---------- ENTRIES SUPPLIED ----------

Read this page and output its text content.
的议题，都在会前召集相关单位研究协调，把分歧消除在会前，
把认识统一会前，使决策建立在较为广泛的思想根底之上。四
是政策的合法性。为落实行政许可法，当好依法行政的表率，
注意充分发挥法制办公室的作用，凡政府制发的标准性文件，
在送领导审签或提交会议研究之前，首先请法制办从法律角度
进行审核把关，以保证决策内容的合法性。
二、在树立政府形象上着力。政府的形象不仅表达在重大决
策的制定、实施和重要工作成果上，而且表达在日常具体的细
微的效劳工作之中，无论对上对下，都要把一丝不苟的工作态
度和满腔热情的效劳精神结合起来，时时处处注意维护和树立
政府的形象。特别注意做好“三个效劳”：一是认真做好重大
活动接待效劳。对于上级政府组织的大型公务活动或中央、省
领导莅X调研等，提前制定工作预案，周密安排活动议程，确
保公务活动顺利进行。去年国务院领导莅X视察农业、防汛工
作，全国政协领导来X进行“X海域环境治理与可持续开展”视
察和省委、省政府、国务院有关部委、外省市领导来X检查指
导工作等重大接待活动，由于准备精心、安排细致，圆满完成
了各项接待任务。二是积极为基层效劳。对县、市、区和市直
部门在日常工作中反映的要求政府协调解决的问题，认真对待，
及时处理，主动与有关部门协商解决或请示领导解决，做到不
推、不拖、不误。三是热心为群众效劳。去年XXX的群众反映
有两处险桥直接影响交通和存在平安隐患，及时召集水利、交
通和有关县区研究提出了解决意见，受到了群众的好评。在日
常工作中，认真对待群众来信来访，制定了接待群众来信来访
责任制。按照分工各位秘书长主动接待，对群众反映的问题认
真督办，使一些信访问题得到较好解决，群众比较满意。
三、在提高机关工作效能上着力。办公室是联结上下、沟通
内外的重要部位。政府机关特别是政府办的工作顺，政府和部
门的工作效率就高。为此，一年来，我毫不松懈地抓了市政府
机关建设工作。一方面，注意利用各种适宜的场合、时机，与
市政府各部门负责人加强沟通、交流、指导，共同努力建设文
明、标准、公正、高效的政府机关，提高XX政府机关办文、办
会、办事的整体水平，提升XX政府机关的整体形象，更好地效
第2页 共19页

----------

Please restate the data word for word, every record included.

Read this page and output its text content.
的议题，都在会前召集相关单位研究协调，把分歧消除在会前，
把认识统一会前，使决策建立在较为广泛的思想根底之上。四
是政策的合法性。为落实行政许可法，当好依法行政的表率，
注意充分发挥法制办公室的作用，凡政府制发的标准性文件，
在送领导审签或提交会议研究之前，首先请法制办从法律角度
进行审核把关，以保证决策内容的合法性。
二、在树立政府形象上着力。政府的形象不仅表达在重大决
策的制定、实施和重要工作成果上，而且表达在日常具体的细
微的效劳工作之中，无论对上对下，都要把一丝不苟的工作态
度和满腔热情的效劳精神结合起来，时时处处注意维护和树立
政府的形象。特别注意做好“三个效劳”：一是认真做好重大
活动接待效劳。对于上级政府组织的大型公务活动或中央、省
领导莅X调研等，提前制定工作预案，周密安排活动议程，确
保公务活动顺利进行。去年国务院领导莅X视察农业、防汛工
作，全国政协领导来X进行“X海域环境治理与可持续开展”视
察和省委、省政府、国务院有关部委、外省市领导来X检查指
导工作等重大接待活动，由于准备精心、安排细致，圆满完成
了各项接待任务。二是积极为基层效劳。对县、市、区和市直
部门在日常工作中反映的要求政府协调解决的问题，认真对待，
及时处理，主动与有关部门协商解决或请示领导解决，做到不
推、不拖、不误。三是热心为群众效劳。去年XXX的群众反映
有两处险桥直接影响交通和存在平安隐患，及时召集水利、交
通和有关县区研究提出了解决意见，受到了群众的好评。在日
常工作中，认真对待群众来信来访，制定了接待群众来信来访
责任制。按照分工各位秘书长主动接待，对群众反映的问题认
真督办，使一些信访问题得到较好解决，群众比较满意。
三、在提高机关工作效能上着力。办公室是联结上下、沟通
内外的重要部位。政府机关特别是政府办的工作顺，政府和部
门的工作效率就高。为此，一年来，我毫不松懈地抓了市政府
机关建设工作。一方面，注意利用各种适宜的场合、时机，与
市政府各部门负责人加强沟通、交流、指导，共同努力建设文
明、标准、公正、高效的政府机关，提高XX政府机关办文、办
会、办事的整体水平，提升XX政府机关的整体形象，更好地效
第2页 共19页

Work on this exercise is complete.